(Direction):
Retype the entries below word for word, starting at the first line and ending at the line that contains "map-label-tomsk: То: [304, 289, 315, 299]".

(Entries supplied):
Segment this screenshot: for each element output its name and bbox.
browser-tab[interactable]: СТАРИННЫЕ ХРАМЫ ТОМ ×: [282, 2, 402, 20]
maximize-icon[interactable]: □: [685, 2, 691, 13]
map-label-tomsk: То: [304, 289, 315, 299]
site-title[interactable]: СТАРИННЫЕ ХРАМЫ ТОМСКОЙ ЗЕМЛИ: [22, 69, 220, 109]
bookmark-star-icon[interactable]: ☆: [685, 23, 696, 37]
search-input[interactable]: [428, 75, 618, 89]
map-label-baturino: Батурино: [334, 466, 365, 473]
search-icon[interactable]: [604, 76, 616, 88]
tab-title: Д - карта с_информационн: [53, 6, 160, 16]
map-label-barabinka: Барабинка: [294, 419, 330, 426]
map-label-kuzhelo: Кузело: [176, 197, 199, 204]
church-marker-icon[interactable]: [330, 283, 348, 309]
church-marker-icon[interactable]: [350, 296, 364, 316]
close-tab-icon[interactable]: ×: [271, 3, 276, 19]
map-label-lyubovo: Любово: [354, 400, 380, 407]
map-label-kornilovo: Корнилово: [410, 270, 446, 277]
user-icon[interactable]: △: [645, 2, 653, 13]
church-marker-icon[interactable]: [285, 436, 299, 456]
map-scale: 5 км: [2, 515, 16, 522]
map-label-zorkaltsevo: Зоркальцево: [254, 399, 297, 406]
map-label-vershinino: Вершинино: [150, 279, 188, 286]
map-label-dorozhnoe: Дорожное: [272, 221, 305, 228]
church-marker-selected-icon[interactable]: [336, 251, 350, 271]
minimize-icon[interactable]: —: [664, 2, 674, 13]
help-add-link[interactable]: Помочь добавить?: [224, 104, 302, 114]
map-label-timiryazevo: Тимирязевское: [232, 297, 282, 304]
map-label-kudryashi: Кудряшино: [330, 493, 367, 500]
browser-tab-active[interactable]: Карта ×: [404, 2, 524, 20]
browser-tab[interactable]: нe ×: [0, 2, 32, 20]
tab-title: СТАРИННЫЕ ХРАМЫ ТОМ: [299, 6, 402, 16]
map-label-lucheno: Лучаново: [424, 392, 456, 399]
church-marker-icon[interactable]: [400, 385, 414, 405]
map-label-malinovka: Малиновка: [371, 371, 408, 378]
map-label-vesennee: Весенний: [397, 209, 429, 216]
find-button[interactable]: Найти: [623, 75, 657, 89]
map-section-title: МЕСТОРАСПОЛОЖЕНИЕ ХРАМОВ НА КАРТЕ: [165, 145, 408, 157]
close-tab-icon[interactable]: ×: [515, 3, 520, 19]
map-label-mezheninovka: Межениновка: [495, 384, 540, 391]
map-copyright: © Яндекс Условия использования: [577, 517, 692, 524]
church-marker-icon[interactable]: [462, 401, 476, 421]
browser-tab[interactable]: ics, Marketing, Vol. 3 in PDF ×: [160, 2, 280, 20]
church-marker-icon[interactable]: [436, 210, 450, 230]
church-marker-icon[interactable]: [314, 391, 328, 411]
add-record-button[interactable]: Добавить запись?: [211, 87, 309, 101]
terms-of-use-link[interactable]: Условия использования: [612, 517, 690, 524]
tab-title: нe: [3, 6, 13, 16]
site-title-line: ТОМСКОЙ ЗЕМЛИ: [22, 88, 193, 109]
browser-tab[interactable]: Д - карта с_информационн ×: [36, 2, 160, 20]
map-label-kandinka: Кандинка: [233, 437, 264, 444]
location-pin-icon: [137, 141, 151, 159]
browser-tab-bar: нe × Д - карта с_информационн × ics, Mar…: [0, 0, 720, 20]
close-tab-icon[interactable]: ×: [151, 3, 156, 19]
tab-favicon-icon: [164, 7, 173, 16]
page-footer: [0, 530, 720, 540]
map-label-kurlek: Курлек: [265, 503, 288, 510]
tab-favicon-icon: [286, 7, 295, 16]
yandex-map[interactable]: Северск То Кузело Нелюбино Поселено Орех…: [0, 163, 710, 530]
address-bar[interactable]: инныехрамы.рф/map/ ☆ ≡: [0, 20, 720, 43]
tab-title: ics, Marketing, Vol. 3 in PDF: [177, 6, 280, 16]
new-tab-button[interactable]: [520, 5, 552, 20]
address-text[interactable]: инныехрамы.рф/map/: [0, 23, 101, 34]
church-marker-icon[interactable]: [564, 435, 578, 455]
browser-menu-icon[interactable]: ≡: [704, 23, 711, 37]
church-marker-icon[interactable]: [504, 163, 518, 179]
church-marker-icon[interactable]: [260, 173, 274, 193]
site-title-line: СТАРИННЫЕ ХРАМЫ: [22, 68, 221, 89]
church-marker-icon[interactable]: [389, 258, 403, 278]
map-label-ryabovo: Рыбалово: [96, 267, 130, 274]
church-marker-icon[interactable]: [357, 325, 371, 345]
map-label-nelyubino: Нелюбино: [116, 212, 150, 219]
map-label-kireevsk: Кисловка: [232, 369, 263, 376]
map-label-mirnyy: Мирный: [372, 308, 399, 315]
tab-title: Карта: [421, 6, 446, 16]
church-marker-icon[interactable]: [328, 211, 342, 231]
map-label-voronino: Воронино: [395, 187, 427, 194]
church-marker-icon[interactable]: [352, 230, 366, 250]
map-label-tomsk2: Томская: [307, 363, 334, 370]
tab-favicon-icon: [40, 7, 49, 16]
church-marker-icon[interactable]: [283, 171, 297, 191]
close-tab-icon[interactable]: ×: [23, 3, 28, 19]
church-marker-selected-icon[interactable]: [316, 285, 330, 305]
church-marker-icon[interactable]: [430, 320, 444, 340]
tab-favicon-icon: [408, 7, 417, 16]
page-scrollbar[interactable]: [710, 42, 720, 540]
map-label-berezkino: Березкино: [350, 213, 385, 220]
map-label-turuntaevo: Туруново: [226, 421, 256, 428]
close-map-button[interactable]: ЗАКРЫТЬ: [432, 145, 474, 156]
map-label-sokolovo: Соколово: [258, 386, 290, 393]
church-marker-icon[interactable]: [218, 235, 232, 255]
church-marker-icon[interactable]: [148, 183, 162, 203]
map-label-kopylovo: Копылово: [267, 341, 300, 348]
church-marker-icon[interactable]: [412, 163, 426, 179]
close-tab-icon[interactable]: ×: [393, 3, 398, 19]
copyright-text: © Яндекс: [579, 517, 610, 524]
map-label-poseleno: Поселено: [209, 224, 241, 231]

(Task result):
Segment this screenshot: for each element output its name and bbox.
browser-tab[interactable]: СТАРИННЫЕ ХРАМЫ ТОМ ×: [282, 2, 402, 20]
maximize-icon[interactable]: □: [685, 2, 691, 13]
map-label-tomsk: То: [304, 289, 315, 299]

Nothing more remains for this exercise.